Problem requirements:
Answer with a single number: the count of lines that include the string "type".

(Records from a data source)
+--
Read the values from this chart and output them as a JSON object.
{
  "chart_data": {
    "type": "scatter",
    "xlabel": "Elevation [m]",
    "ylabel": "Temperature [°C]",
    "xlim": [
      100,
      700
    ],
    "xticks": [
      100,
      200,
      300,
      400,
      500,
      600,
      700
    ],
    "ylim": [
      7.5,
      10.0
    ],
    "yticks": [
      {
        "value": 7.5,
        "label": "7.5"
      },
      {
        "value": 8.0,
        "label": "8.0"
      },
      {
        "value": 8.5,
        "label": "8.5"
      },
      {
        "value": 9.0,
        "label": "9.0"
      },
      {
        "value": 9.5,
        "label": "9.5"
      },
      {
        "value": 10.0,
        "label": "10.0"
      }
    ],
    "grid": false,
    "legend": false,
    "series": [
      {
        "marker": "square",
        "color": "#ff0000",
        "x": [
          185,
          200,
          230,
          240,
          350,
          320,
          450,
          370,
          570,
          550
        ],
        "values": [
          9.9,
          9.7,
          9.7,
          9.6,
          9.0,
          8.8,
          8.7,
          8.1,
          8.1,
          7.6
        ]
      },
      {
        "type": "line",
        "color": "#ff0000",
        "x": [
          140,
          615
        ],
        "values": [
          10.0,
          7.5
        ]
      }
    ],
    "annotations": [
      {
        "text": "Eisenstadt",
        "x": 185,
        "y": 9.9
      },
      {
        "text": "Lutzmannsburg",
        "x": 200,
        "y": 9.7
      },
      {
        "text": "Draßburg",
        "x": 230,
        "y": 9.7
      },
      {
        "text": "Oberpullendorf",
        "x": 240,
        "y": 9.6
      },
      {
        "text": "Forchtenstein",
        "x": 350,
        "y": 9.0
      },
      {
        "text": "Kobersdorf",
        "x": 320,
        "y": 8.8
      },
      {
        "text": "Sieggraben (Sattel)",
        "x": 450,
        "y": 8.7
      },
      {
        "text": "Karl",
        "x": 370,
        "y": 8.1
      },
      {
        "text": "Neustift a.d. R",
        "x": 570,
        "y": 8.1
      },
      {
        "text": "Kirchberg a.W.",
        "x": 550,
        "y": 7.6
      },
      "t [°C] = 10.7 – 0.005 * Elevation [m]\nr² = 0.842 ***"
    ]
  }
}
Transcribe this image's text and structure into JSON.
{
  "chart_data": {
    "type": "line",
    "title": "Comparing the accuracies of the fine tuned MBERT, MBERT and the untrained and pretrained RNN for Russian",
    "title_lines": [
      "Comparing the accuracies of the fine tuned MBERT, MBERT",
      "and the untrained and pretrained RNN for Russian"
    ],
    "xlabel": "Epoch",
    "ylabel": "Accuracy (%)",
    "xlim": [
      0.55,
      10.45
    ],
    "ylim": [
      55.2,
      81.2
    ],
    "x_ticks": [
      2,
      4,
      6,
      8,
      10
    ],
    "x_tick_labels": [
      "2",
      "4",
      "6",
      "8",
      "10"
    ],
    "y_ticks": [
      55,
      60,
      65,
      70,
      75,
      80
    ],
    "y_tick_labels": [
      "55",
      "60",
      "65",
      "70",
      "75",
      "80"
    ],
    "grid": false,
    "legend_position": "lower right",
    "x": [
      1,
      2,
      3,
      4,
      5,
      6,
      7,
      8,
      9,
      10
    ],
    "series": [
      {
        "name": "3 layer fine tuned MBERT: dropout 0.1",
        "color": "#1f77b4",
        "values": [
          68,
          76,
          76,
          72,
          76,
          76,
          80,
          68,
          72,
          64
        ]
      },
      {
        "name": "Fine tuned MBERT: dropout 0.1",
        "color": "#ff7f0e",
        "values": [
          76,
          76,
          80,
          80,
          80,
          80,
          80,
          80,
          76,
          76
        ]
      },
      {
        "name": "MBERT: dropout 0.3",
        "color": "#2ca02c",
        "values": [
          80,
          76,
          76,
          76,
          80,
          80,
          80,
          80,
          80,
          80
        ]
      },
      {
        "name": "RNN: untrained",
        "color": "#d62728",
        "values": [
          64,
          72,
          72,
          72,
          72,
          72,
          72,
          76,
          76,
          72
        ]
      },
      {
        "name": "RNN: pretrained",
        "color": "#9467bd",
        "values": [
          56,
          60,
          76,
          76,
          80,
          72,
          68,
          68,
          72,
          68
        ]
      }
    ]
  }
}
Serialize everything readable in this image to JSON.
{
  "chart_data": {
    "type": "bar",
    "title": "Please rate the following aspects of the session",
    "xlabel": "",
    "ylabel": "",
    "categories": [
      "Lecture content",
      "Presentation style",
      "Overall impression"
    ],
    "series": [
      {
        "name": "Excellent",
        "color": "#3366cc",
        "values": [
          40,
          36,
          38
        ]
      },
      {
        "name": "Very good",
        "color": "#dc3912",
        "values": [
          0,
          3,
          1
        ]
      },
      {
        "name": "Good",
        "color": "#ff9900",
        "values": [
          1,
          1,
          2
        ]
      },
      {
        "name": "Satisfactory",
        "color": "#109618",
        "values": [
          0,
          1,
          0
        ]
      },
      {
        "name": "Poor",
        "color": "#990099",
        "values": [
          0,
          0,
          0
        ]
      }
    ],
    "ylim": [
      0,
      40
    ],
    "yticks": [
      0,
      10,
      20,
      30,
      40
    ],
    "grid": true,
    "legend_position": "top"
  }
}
+--
Task result:
4